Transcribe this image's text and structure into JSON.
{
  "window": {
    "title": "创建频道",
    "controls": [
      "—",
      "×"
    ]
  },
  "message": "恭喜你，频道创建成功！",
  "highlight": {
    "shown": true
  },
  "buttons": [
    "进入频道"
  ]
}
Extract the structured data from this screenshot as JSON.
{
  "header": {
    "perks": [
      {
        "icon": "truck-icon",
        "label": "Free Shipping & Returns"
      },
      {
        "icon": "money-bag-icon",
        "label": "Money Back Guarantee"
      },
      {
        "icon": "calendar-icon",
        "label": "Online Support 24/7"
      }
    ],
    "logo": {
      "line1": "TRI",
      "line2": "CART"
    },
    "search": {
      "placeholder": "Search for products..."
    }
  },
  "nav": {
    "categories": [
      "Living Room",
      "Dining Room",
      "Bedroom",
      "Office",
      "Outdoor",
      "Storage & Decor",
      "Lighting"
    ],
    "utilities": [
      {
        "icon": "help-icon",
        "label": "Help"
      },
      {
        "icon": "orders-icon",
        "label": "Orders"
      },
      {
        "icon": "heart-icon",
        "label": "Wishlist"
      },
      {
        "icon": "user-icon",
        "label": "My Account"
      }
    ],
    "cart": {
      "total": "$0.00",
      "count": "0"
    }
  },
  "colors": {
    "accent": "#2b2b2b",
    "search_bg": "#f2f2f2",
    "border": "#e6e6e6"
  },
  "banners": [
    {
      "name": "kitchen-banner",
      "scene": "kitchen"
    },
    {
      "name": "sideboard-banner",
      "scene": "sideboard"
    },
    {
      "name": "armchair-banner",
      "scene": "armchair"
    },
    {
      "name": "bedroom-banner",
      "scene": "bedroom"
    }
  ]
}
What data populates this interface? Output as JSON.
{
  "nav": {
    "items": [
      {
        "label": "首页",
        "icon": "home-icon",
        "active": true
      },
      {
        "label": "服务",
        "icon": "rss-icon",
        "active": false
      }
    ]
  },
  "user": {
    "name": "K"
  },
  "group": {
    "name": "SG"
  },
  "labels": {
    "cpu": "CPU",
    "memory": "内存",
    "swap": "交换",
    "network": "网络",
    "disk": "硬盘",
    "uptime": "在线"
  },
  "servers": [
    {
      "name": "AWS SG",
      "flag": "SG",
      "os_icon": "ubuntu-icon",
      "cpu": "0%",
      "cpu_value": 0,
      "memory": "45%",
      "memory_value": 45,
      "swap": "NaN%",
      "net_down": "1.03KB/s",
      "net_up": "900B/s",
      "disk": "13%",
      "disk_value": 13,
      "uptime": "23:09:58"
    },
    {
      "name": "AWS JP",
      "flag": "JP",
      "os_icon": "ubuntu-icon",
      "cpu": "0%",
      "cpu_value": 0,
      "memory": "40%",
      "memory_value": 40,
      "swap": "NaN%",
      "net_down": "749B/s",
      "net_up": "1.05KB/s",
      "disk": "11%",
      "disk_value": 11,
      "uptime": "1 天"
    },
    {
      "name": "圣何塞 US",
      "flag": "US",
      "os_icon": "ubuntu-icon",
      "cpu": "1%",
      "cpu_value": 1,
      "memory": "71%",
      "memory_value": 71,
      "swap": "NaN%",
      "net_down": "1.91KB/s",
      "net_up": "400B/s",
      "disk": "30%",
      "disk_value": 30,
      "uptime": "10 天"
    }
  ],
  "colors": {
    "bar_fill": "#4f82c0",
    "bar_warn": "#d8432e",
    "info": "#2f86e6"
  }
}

* * *

◆ EXERCISE AIM ◆
In the lines above, locate the string "icon". Copy every line where it occurs.

◆ IN RESPONSE ◆
        "icon": "truck-icon",
        "icon": "money-bag-icon",
        "icon": "calendar-icon",
        "icon": "help-icon",
        "icon": "orders-icon",
        "icon": "heart-icon",
        "icon": "user-icon",
        "icon": "home-icon",
        "icon": "rss-icon",
      "os_icon": "ubuntu-icon",
      "os_icon": "ubuntu-icon",
      "os_icon": "ubuntu-icon",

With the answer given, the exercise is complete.